# Requirement
Copy every record below exactly as written, but leave out the pictures.

# Data under study

* * *

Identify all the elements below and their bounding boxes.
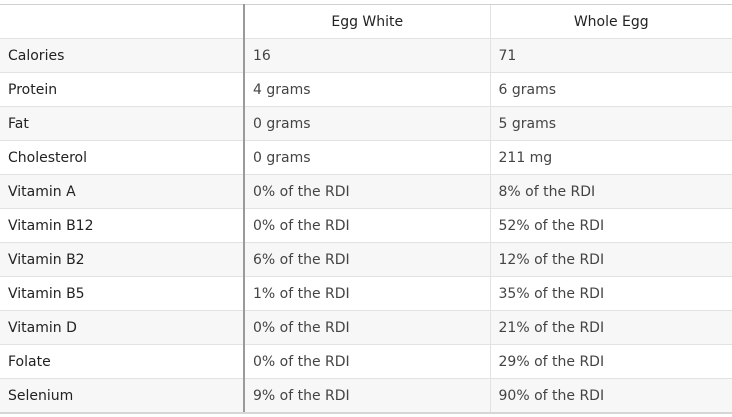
column-header: Egg White — [243, 4, 490, 39]
page: Egg White Whole Egg Calories 16 71 Protein 4 … — [0, 4, 732, 417]
cell: 21% of the RDI — [489, 310, 732, 345]
cell: 52% of the RDI — [489, 208, 732, 243]
cell: 9% of the RDI — [244, 378, 490, 414]
cell: 4 grams — [244, 72, 490, 107]
table-row: Vitamin B5 1% of the RDI 35% of the RDI — [0, 276, 732, 311]
table-row: Fat 0 grams 5 grams — [0, 106, 732, 141]
table-row: Cholesterol 0 grams 211 mg — [0, 140, 732, 175]
header-cell — [0, 4, 245, 39]
table-row: Vitamin A 0% of the RDI 8% of the RDI — [0, 174, 732, 209]
table-row: Vitamin B12 0% of the RDI 52% of the RDI — [0, 208, 732, 243]
cell: 0% of the RDI — [244, 310, 490, 345]
nutrition-table: Egg White Whole Egg Calories 16 71 Protein 4 … — [0, 4, 732, 414]
row-label: Selenium — [0, 378, 245, 414]
row-label: Vitamin B2 — [0, 242, 245, 277]
cell: 0 grams — [244, 106, 490, 141]
row-label: Vitamin B12 — [0, 208, 245, 243]
cell: 16 — [244, 38, 490, 73]
table-row: Protein 4 grams 6 grams — [0, 72, 732, 107]
row-label: Protein — [0, 72, 245, 107]
row-label: Calories — [0, 38, 245, 73]
cell: 5 grams — [489, 106, 732, 141]
row-label: Fat — [0, 106, 245, 141]
table-header: Egg White Whole Egg — [0, 4, 732, 39]
row-label: Vitamin D — [0, 310, 245, 345]
cell: 71 — [489, 38, 732, 73]
table-row: Folate 0% of the RDI 29% of the RDI — [0, 344, 732, 379]
cell: 8% of the RDI — [489, 174, 732, 209]
cell: 0% of the RDI — [244, 344, 490, 379]
header-row: Egg White Whole Egg — [0, 4, 732, 39]
cell: 0 grams — [244, 140, 490, 175]
cell: 35% of the RDI — [489, 276, 732, 311]
table-row: Vitamin D 0% of the RDI 21% of the RDI — [0, 310, 732, 345]
row-label: Folate — [0, 344, 245, 379]
table-body: Calories 16 71 Protein 4 grams 6 grams Fat 0 gr… — [0, 38, 732, 414]
row-label: Cholesterol — [0, 140, 245, 175]
table-row: Calories 16 71 — [0, 38, 732, 73]
cell: 29% of the RDI — [489, 344, 732, 379]
table-row: Selenium 9% of the RDI 90% of the RDI — [0, 378, 732, 414]
cell: 0% of the RDI — [244, 174, 490, 209]
table-row: Vitamin B2 6% of the RDI 12% of the RDI — [0, 242, 732, 277]
cell: 12% of the RDI — [489, 242, 732, 277]
cell: 0% of the RDI — [244, 208, 490, 243]
cell: 1% of the RDI — [244, 276, 490, 311]
cell: 6% of the RDI — [244, 242, 490, 277]
row-label: Vitamin B5 — [0, 276, 245, 311]
row-label: Vitamin A — [0, 174, 245, 209]
cell: 211 mg — [489, 140, 732, 175]
column-header: Whole Egg — [489, 4, 732, 39]
cell: 90% of the RDI — [489, 378, 732, 414]
cell: 6 grams — [489, 72, 732, 107]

* * *

# Output for this task
Identify all the elements below and their bounding boxes.
column-header: Egg White — [243, 4, 490, 39]
page: Egg White Whole Egg Calories 16 71 Protein 4 … — [0, 4, 732, 417]
cell: 21% of the RDI — [489, 310, 732, 345]
cell: 52% of the RDI — [489, 208, 732, 243]
cell: 9% of the RDI — [244, 378, 490, 414]
cell: 4 grams — [244, 72, 490, 107]
table-row: Vitamin B5 1% of the RDI 35% of the RDI — [0, 276, 732, 311]
table-row: Fat 0 grams 5 grams — [0, 106, 732, 141]
table-row: Cholesterol 0 grams 211 mg — [0, 140, 732, 175]
header-cell — [0, 4, 245, 39]
table-row: Vitamin A 0% of the RDI 8% of the RDI — [0, 174, 732, 209]
table-row: Vitamin B12 0% of the RDI 52% of the RDI — [0, 208, 732, 243]
cell: 0% of the RDI — [244, 310, 490, 345]
nutrition-table: Egg White Whole Egg Calories 16 71 Protein 4 … — [0, 4, 732, 414]
row-label: Selenium — [0, 378, 245, 414]
row-label: Vitamin B2 — [0, 242, 245, 277]
cell: 0 grams — [244, 106, 490, 141]
row-label: Vitamin B12 — [0, 208, 245, 243]
cell: 16 — [244, 38, 490, 73]
table-row: Protein 4 grams 6 grams — [0, 72, 732, 107]
row-label: Protein — [0, 72, 245, 107]
row-label: Calories — [0, 38, 245, 73]
cell: 5 grams — [489, 106, 732, 141]
row-label: Fat — [0, 106, 245, 141]
table-header: Egg White Whole Egg — [0, 4, 732, 39]
row-label: Vitamin D — [0, 310, 245, 345]
cell: 71 — [489, 38, 732, 73]
table-row: Folate 0% of the RDI 29% of the RDI — [0, 344, 732, 379]
cell: 8% of the RDI — [489, 174, 732, 209]
cell: 0% of the RDI — [244, 344, 490, 379]
header-row: Egg White Whole Egg — [0, 4, 732, 39]
cell: 0 grams — [244, 140, 490, 175]
cell: 35% of the RDI — [489, 276, 732, 311]
table-row: Vitamin D 0% of the RDI 21% of the RDI — [0, 310, 732, 345]
row-label: Folate — [0, 344, 245, 379]
table-body: Calories 16 71 Protein 4 grams 6 grams Fat 0 gr… — [0, 38, 732, 414]
row-label: Cholesterol — [0, 140, 245, 175]
table-row: Calories 16 71 — [0, 38, 732, 73]
cell: 29% of the RDI — [489, 344, 732, 379]
table-row: Selenium 9% of the RDI 90% of the RDI — [0, 378, 732, 414]
cell: 0% of the RDI — [244, 174, 490, 209]
table-row: Vitamin B2 6% of the RDI 12% of the RDI — [0, 242, 732, 277]
cell: 12% of the RDI — [489, 242, 732, 277]
cell: 0% of the RDI — [244, 208, 490, 243]
cell: 1% of the RDI — [244, 276, 490, 311]
cell: 6% of the RDI — [244, 242, 490, 277]
row-label: Vitamin B5 — [0, 276, 245, 311]
row-label: Vitamin A — [0, 174, 245, 209]
cell: 211 mg — [489, 140, 732, 175]
column-header: Whole Egg — [489, 4, 732, 39]
cell: 90% of the RDI — [489, 378, 732, 414]
cell: 6 grams — [489, 72, 732, 107]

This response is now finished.